### Aim
Without the pictures, copy all the entries below exactly.

(Items listed in a dataset)
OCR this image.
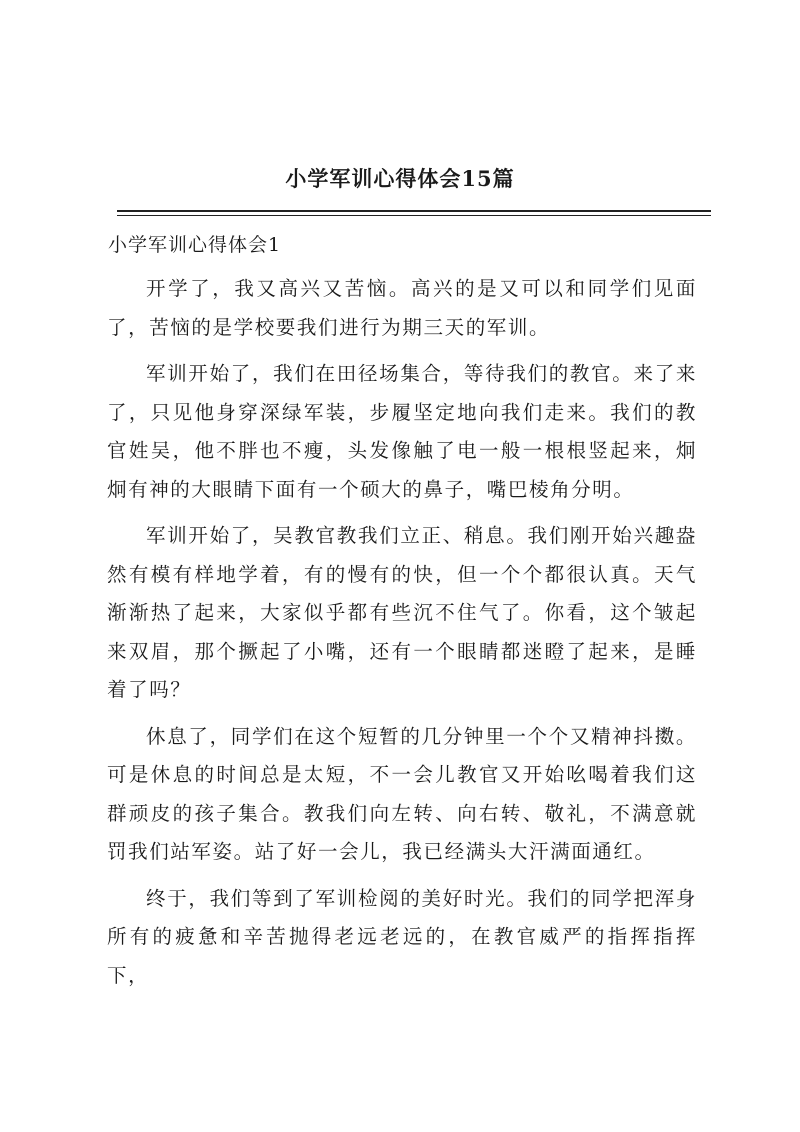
小学军训心得体会15篇
小学军训心得体会1

开学了，我又高兴又苦恼。高兴的是又可以和同学们见面了，苦恼的是学校要我们进行为期三天的军训。

军训开始了，我们在田径场集合，等待我们的教官。来了来了，只见他身穿深绿军装，步履坚定地向我们走来。我们的教官姓吴，他不胖也不瘦，头发像触了电一般一根根竖起来，炯炯有神的大眼睛下面有一个硕大的鼻子，嘴巴棱角分明。

军训开始了，吴教官教我们立正、稍息。我们刚开始兴趣盎然有模有样地学着，有的慢有的快，但一个个都很认真。天气渐渐热了起来，大家似乎都有些沉不住气了。你看，这个皱起来双眉，那个撅起了小嘴，还有一个眼睛都迷瞪了起来，是睡着了吗？

休息了，同学们在这个短暂的几分钟里一个个又精神抖擞。可是休息的时间总是太短，不一会儿教官又开始吆喝着我们这群顽皮的孩子集合。教我们向左转、向右转、敬礼，不满意就罚我们站军姿。站了好一会儿，我已经满头大汗满面通红。

终于，我们等到了军训检阅的美好时光。我们的同学把浑身所有的疲惫和辛苦抛得老远老远的，在教官威严的指挥指挥下，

### Response to this task
OCR this image.
小学军训心得体会15篇
小学军训心得体会1

开学了，我又高兴又苦恼。高兴的是又可以和同学们见面了，苦恼的是学校要我们进行为期三天的军训。

军训开始了，我们在田径场集合，等待我们的教官。来了来了，只见他身穿深绿军装，步履坚定地向我们走来。我们的教官姓吴，他不胖也不瘦，头发像触了电一般一根根竖起来，炯炯有神的大眼睛下面有一个硕大的鼻子，嘴巴棱角分明。

军训开始了，吴教官教我们立正、稍息。我们刚开始兴趣盎然有模有样地学着，有的慢有的快，但一个个都很认真。天气渐渐热了起来，大家似乎都有些沉不住气了。你看，这个皱起来双眉，那个撅起了小嘴，还有一个眼睛都迷瞪了起来，是睡着了吗？

休息了，同学们在这个短暂的几分钟里一个个又精神抖擞。可是休息的时间总是太短，不一会儿教官又开始吆喝着我们这群顽皮的孩子集合。教我们向左转、向右转、敬礼，不满意就罚我们站军姿。站了好一会儿，我已经满头大汗满面通红。

终于，我们等到了军训检阅的美好时光。我们的同学把浑身所有的疲惫和辛苦抛得老远老远的，在教官威严的指挥指挥下，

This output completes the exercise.